(Stored records)
--- Begin ---

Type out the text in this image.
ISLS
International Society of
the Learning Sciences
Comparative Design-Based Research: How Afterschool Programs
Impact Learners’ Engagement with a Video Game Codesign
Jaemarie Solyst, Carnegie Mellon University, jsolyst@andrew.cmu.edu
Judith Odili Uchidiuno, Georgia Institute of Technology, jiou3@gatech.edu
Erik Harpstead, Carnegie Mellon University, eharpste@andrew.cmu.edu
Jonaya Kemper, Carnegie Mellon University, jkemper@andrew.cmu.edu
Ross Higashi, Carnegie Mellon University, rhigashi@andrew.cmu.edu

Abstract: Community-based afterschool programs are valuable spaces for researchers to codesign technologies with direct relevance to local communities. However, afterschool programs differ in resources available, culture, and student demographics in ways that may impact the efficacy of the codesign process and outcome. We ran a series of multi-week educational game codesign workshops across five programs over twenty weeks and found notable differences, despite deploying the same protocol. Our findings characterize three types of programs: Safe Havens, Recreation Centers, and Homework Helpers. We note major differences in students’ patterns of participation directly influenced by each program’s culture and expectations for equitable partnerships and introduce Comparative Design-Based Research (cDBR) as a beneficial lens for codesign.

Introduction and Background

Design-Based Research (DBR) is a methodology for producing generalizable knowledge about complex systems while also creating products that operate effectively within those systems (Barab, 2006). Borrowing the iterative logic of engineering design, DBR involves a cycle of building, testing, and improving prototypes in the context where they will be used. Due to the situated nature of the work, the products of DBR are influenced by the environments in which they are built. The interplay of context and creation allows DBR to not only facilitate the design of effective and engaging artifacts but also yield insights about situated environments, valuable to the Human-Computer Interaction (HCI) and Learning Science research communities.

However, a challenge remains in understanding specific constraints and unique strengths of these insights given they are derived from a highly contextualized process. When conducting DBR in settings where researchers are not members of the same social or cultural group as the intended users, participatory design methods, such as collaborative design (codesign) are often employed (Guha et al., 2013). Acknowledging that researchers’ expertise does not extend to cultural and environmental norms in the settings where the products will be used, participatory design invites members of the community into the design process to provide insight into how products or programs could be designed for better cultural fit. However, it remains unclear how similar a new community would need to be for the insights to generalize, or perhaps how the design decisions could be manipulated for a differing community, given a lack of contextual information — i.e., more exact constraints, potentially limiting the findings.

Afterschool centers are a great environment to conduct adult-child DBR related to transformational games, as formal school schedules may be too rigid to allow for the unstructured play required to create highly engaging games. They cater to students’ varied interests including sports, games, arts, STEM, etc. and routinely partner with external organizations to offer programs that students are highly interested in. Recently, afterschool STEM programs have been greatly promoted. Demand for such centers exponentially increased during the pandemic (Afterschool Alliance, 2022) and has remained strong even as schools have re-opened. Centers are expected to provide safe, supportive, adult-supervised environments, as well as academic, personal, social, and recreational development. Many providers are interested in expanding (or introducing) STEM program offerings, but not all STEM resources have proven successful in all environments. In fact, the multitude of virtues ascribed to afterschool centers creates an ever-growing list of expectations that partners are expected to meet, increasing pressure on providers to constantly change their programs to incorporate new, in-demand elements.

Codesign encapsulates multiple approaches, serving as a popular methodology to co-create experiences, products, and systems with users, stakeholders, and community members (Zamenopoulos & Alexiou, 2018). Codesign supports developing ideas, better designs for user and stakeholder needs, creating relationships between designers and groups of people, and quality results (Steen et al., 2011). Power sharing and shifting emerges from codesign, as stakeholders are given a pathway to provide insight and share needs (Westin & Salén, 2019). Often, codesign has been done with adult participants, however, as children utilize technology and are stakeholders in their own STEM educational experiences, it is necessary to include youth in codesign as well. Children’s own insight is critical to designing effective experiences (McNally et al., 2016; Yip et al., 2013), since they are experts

--- End ---
--- Begin ---

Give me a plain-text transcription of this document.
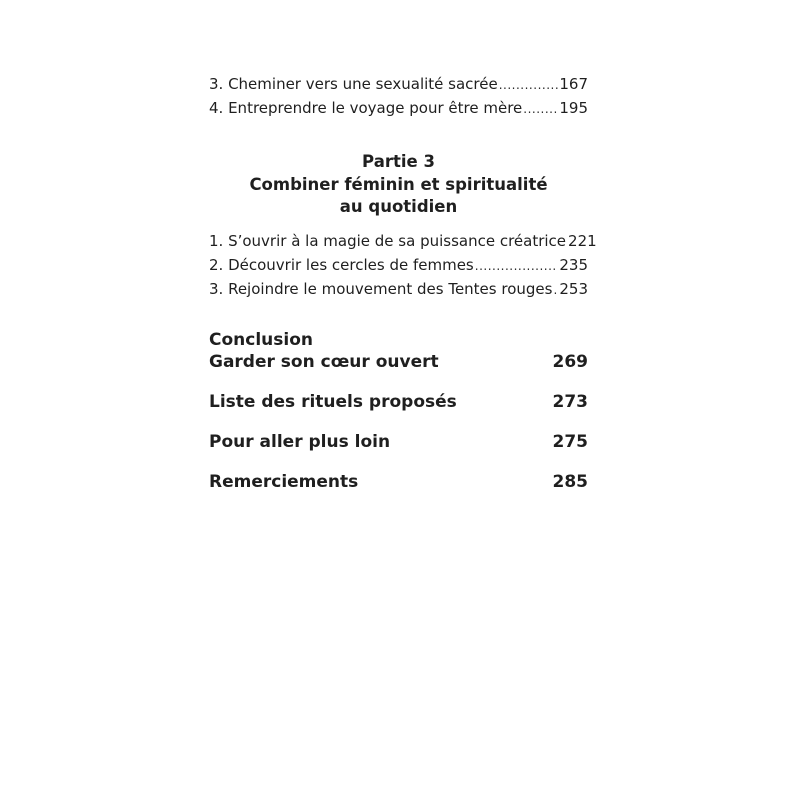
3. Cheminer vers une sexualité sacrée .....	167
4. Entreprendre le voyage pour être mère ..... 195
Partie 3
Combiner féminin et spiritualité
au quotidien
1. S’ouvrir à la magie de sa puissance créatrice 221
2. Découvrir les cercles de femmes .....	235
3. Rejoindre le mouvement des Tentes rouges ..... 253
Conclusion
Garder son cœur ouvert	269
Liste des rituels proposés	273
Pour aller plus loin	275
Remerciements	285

--- End ---
--- Begin ---

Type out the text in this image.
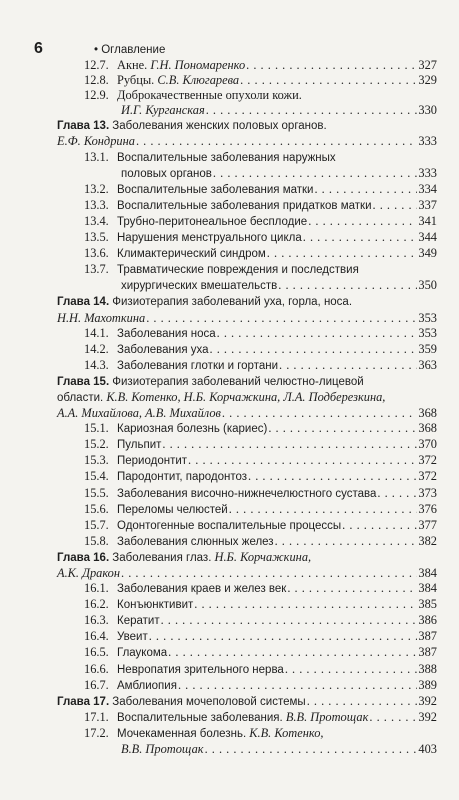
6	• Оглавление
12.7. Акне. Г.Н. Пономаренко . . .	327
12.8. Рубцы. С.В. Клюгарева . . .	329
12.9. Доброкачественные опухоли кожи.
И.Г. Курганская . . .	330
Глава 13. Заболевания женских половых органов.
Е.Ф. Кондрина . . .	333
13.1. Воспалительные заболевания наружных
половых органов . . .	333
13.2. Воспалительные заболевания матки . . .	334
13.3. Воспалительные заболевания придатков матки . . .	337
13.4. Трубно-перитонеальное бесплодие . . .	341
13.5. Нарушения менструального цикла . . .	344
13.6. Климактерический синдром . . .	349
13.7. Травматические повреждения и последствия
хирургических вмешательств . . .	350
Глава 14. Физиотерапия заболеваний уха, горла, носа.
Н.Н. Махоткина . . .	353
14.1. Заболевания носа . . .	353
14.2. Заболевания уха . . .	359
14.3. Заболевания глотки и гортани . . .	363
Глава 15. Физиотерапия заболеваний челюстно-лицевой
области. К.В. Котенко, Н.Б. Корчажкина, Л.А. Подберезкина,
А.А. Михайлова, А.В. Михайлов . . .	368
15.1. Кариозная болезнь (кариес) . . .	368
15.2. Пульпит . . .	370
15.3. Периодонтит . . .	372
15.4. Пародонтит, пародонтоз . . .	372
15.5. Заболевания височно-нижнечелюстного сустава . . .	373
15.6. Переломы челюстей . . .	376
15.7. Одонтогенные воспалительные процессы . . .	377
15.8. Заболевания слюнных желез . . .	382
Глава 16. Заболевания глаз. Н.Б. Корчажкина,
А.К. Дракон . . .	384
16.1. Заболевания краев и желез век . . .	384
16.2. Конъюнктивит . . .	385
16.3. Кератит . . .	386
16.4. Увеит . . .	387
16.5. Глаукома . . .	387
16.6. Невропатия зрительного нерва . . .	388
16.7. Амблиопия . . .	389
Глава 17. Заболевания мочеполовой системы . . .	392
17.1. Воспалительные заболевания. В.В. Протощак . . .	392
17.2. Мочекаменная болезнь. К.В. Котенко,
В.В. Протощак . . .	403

--- End ---

### PROBLEM
Go over the entries above and say how many lines hold the string "заболеваний", with no other text.

### COMPLETED EXERCISE
2